-- Material shown start --
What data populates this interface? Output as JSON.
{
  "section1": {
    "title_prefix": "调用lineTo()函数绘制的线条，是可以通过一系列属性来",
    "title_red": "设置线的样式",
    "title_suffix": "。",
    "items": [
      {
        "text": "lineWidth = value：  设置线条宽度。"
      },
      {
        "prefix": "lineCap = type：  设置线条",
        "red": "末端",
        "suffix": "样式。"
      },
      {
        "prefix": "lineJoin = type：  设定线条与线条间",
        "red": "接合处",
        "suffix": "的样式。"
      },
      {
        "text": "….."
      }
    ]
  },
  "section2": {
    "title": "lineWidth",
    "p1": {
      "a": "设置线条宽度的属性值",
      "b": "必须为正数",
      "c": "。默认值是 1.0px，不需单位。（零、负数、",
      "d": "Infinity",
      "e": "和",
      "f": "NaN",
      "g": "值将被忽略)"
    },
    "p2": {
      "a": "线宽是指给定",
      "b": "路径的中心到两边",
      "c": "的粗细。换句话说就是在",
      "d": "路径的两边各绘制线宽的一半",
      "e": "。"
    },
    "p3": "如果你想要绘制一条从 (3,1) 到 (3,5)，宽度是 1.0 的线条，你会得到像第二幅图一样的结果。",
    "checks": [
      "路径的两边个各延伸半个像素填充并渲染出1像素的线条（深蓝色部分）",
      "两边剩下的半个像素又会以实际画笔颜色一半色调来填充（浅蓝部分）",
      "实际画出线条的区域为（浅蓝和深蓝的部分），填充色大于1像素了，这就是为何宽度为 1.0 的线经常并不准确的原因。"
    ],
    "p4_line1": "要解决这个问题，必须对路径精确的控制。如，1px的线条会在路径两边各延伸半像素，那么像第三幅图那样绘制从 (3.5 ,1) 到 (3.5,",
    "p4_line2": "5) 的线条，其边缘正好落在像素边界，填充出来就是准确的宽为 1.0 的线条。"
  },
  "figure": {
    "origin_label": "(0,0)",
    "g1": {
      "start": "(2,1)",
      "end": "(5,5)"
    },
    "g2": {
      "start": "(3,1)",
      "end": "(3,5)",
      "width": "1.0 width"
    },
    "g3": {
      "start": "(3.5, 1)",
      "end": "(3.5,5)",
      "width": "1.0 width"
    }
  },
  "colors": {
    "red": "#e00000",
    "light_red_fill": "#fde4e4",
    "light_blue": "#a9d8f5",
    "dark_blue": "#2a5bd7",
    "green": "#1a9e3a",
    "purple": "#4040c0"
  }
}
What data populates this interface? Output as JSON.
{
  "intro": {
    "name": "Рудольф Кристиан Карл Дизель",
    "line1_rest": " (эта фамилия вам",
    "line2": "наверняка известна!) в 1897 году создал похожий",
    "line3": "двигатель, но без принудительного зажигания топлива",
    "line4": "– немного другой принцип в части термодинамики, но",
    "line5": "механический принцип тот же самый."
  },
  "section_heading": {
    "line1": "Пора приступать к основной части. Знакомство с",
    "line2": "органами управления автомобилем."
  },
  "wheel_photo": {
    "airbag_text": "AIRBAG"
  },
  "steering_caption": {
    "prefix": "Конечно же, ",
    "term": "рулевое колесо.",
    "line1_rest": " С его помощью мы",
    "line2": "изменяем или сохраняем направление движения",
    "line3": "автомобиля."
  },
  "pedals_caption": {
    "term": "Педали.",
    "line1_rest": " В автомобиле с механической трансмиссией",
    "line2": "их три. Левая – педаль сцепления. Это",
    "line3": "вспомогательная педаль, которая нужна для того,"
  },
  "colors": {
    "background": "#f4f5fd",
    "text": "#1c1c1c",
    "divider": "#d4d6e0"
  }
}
-- Material shown end --
* _Exercise directions_
Work out how many lines of the listing above include the word "type". Reply with nothing but the count.

* _Written answer_
2